* Start READING TEXT *
# Kents Black Water Extract



## Ibanez247 (Nov 9, 2006)

Anyone use this stuff or simialr product? Ive been thinking about trying it out in my mannies tank. It loves the dark and being its pretty bright when the lights are on it spends most of its time under some wood in the shade. Just trying to figure out a way to get it out and about more. Would adding this reduce the amount of light getting to the plants? I guess it depends on how dark I would make it too.


----------



## Us And Them (Dec 4, 2008)

Hey Ibanez , I used a bit on my Elongs tank back in the day. and it worked nice. one thing I did notice was that it lowered the overall pH in my water. Mannies live in softer waters somewhere in the 4 -5.8 ppm range. Not saying they can't adapt but it is a risk with such a sensitive fish. if your manny is already living in harder pH like 7.5 I dont know if it would be a good idea to change if it has already adapted to it's current pH

But than again , if you dripped it over a few hours it would probably be fine


----------



## JoeDizzleMPLS (Nov 5, 2007)
* End READING TEXT *
:: DIRECTIVE A ::
Copy out the black water extract thread word for word, starting at "## Ibanez247 (Nov" and ending at "make it too.".
:: DIRECTIVE B ::
Continue the forum thread on Kent's Black Water Extract from the point where it ends.
The lines after this thread aren't needed.
* Start SUPPLIED MATERIAL *
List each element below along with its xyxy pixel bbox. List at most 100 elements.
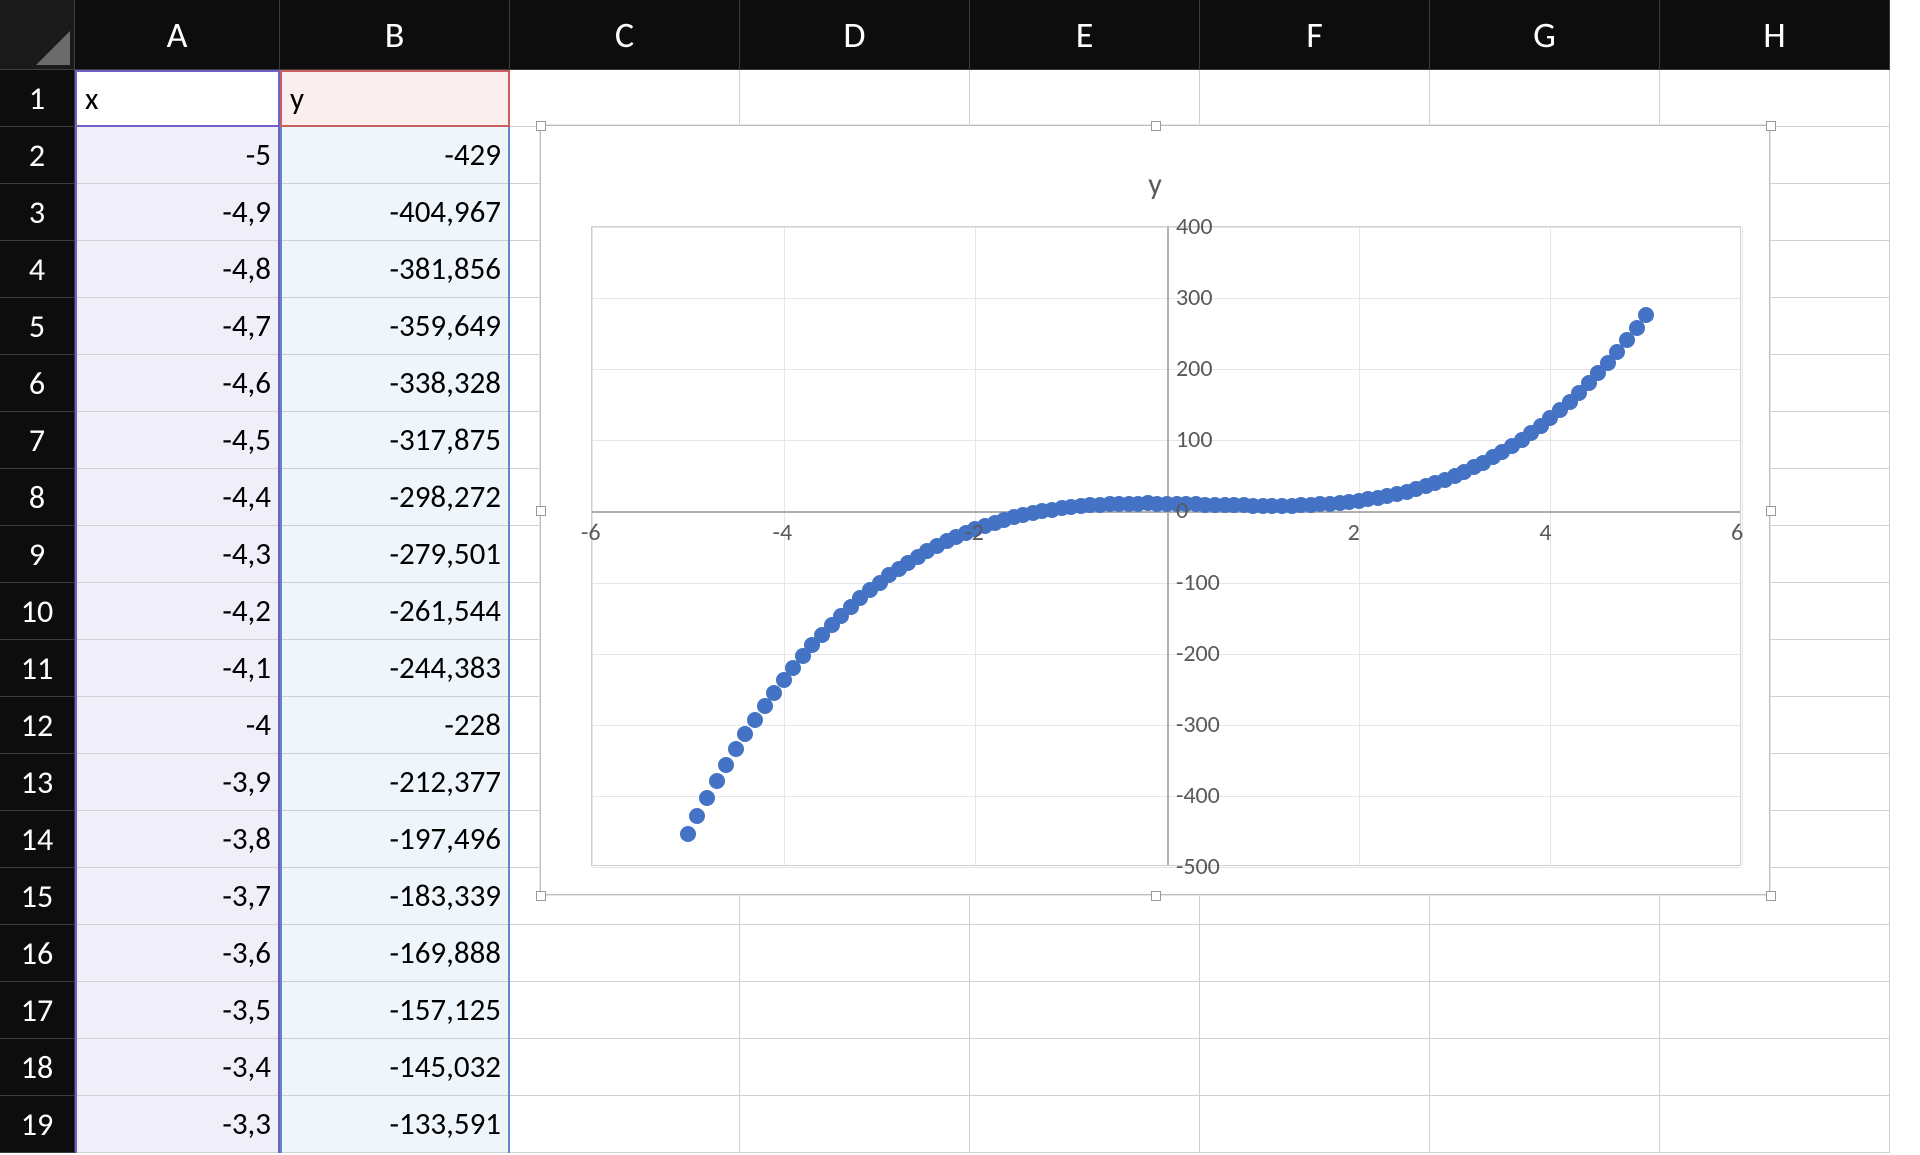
* End SUPPLIED MATERIAL *
:: FINAL RESULT A ::
## Ibanez247 (Nov 9, 2006)

Anyone use this stuff or simialr product? Ive been thinking about trying it out in my mannies tank. It loves the dark and being its pretty bright when the lights are on it spends most of its time under some wood in the shade. Just trying to figure out a way to get it out and about more. Would adding this reduce the amount of light getting to the plants? I guess it depends on how dark I would make it too.

:: FINAL RESULT B ::
Moved to Water Chemistry...

Unless you add a bunch to the tank, I don't think you'll run into any problems... I have tried out the bottled blackwater extracts in the past and I wasn't a big fan because they didn't do much and the effect wears off rather quickly.

I make my own blackwater extract now by boiling peat moss and then straining the liquid with a towel... you can buy a huge bag of peat moss at Home Depot for about 4 bucks and that would be enough to last a LONG time.


----------



## Ibanez247 (Nov 9, 2006)

Cool thanks for the feedback. Ya I was kinda put off the fact Id have add it every time I did a water cahnge which is often in my manny tank. Ill look into usign peat moss. I could put a small chunk in my filter couldnt I?


----------



## CLUSTER ONE (Aug 2, 2006)

Ibanez247 said:


> Cool thanks for the feedback. Ya I was kinda put off the fact Id have add it every time I did a water cahnge which is often in my manny tank. Ill look into usign peat moss. I could put a small chunk in my filter couldnt I?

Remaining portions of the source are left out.